*EXERCISE DESCRIPTION:* Each line in the entries below that holds the string "dotfiles" is to be listed.

*SUPPLIED INFORMATION:*
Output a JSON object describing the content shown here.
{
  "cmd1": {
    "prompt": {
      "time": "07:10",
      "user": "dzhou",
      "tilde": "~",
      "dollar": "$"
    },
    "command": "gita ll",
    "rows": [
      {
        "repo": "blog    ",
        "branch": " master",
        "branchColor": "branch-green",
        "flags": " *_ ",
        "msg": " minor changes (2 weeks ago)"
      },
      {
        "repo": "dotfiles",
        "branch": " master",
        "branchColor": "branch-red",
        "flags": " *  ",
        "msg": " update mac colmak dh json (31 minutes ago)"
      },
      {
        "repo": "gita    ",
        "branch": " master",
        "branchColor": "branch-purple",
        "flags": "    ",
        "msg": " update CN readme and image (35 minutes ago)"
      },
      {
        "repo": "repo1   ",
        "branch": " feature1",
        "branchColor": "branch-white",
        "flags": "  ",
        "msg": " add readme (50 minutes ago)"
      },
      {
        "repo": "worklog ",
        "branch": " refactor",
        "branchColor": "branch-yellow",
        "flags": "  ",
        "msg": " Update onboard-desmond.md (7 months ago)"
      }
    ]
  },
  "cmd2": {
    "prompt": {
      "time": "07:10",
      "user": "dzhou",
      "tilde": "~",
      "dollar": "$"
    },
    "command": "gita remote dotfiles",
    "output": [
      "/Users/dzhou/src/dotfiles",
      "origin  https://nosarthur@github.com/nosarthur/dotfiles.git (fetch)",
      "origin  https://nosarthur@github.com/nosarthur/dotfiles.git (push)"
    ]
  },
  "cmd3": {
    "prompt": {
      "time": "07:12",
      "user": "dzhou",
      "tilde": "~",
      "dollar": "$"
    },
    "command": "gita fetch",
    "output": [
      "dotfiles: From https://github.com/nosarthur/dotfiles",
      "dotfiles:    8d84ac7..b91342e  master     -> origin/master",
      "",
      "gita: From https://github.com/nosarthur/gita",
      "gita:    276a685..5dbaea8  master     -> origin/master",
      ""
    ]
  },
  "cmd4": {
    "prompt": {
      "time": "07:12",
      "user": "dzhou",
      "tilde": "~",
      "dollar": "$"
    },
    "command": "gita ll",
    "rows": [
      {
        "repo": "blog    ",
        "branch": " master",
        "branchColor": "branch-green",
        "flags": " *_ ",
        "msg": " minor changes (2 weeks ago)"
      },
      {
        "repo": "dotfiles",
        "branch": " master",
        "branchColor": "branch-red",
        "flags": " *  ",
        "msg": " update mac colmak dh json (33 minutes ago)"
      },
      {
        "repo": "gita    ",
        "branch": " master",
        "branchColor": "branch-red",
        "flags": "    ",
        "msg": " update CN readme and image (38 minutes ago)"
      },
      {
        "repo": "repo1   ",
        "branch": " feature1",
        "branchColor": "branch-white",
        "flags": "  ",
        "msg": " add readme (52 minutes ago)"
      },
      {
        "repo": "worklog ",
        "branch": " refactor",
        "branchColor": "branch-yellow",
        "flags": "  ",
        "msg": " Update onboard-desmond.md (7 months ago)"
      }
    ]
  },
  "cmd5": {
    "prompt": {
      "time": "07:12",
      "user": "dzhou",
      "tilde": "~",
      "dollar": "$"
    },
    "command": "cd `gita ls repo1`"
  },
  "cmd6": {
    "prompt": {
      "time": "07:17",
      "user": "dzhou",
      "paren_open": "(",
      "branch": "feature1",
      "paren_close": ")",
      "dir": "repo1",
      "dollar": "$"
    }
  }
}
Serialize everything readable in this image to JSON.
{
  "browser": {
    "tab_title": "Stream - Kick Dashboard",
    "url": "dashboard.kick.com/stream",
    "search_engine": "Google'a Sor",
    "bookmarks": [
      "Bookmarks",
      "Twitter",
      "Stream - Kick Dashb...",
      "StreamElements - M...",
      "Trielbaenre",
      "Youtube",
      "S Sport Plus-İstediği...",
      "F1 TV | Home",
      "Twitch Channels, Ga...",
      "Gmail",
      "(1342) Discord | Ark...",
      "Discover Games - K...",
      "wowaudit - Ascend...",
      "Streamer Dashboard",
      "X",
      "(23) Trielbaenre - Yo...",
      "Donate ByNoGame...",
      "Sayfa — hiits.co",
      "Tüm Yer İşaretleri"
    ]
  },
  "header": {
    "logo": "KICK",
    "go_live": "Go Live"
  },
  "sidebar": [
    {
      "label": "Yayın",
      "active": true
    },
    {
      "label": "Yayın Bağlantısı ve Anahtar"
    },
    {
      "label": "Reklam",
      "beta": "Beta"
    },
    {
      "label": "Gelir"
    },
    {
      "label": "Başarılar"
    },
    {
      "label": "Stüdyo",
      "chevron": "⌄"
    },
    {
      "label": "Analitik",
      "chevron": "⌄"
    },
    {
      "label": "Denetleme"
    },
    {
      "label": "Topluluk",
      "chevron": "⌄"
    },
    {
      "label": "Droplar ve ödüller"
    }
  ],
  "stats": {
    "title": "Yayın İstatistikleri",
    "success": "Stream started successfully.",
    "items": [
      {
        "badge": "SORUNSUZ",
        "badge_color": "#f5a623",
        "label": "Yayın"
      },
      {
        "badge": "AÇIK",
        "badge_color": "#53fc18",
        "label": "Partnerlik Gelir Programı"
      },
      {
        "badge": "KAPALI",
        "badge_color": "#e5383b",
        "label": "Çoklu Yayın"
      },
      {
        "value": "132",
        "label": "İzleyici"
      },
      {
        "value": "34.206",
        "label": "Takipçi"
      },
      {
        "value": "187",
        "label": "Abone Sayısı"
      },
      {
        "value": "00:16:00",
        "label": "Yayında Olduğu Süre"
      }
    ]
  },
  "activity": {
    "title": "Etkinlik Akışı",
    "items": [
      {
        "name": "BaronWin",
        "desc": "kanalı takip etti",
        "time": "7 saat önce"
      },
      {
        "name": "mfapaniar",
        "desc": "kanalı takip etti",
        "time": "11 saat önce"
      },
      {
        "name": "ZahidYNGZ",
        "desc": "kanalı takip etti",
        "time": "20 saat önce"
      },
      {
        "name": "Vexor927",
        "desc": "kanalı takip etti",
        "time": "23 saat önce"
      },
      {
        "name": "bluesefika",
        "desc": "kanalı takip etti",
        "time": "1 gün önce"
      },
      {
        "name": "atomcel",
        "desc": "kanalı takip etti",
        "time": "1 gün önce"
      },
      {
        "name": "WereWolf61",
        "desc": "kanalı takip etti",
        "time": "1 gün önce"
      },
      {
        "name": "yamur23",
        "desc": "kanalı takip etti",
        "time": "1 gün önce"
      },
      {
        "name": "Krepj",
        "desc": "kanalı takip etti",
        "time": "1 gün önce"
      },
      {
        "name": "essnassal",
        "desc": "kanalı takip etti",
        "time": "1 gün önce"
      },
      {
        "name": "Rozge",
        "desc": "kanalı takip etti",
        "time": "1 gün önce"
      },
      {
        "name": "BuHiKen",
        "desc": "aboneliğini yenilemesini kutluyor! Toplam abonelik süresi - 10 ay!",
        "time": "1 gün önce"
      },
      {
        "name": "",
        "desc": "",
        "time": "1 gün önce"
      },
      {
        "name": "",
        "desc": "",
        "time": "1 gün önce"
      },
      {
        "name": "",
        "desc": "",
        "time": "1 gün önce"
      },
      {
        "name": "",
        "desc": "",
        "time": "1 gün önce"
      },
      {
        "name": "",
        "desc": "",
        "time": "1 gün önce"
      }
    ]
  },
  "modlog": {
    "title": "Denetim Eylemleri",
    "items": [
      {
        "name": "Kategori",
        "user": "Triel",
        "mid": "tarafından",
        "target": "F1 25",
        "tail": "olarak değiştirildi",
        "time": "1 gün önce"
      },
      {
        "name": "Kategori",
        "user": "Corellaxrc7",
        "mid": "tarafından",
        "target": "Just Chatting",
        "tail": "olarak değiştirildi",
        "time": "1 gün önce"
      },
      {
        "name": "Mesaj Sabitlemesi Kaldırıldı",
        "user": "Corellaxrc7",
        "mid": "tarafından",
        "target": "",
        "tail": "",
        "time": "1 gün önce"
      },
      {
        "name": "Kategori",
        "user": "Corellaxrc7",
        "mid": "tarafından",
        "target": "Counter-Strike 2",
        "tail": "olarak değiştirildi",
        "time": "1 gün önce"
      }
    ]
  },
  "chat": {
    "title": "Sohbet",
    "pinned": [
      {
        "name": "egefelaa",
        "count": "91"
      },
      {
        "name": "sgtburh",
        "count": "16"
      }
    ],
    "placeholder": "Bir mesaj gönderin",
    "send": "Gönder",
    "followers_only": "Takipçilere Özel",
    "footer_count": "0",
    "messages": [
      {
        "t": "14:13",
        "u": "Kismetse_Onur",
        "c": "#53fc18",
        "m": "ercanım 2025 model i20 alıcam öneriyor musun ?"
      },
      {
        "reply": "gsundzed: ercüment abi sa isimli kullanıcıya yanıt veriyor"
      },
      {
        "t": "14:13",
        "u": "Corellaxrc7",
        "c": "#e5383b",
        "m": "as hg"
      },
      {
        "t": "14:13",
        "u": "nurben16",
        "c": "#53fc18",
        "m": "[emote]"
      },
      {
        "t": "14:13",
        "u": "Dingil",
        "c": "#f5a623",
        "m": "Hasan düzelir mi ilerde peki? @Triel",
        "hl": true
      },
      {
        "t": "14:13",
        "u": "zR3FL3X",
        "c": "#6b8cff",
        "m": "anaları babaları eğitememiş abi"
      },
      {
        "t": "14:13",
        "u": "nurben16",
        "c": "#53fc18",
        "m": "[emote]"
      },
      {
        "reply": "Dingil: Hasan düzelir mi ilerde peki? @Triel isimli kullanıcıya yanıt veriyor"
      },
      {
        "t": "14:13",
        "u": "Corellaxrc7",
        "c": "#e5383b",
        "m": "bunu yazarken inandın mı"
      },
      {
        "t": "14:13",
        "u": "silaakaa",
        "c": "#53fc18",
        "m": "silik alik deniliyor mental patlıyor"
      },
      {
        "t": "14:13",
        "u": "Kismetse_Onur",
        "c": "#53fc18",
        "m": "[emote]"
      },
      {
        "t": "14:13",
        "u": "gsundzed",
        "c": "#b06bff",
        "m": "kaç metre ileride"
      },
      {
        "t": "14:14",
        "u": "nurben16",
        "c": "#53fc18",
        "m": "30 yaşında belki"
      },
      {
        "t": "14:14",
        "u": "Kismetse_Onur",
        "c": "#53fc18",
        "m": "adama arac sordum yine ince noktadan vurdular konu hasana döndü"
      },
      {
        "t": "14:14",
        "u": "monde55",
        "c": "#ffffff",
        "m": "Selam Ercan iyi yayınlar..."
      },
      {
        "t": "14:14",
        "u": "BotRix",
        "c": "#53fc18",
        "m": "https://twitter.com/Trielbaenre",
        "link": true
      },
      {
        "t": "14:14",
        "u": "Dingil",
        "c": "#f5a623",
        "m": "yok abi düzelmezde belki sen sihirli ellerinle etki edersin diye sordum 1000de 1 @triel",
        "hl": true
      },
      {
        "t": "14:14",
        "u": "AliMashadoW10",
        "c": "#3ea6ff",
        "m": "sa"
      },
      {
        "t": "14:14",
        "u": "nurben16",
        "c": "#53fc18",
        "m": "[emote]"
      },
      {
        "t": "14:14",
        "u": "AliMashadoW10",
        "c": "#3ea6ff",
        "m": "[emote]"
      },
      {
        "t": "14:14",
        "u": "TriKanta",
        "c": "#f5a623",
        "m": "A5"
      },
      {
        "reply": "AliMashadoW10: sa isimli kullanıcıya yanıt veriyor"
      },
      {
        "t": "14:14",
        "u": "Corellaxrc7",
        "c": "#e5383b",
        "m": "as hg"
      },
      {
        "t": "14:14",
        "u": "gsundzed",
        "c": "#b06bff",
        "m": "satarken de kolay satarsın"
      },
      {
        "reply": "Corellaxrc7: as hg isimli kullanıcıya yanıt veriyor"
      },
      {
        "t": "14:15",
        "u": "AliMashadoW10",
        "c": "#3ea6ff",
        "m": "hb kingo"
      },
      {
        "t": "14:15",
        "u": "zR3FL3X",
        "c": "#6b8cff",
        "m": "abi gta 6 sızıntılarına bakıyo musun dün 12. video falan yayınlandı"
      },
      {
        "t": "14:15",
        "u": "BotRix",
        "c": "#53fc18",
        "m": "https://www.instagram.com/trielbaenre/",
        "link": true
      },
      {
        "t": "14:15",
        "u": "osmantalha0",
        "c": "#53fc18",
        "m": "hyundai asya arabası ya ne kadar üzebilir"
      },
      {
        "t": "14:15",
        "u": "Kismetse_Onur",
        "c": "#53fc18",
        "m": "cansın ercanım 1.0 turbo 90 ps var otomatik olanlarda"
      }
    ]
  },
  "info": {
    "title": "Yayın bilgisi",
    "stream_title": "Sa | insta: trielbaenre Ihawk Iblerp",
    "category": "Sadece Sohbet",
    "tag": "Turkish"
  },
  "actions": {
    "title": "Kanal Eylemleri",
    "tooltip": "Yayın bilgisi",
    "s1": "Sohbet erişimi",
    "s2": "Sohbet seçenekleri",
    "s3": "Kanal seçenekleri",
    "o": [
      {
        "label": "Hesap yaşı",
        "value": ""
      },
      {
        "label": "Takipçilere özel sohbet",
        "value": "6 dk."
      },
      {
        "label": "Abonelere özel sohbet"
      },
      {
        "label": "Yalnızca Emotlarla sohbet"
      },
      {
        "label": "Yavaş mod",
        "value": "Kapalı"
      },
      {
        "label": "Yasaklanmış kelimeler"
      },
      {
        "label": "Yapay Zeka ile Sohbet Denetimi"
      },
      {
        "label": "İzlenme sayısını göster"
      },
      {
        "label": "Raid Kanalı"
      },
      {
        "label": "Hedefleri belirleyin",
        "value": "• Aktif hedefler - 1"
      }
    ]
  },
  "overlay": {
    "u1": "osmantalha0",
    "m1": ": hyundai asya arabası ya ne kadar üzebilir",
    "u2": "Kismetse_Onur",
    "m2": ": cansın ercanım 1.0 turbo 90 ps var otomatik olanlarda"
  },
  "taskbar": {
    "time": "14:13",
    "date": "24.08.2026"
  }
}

*WORKED ANSWER:*
        "repo": "dotfiles",
    "command": "gita remote dotfiles",
      "/Users/dzhou/src/dotfiles",
      "origin  https://nosarthur@github.com/nosarthur/dotfiles.git (fetch)",
      "origin  https://nosarthur@github.com/nosarthur/dotfiles.git (push)"
      "dotfiles: From https://github.com/nosarthur/dotfiles",
      "dotfiles:    8d84ac7..b91342e  master     -> origin/master",
        "repo": "dotfiles",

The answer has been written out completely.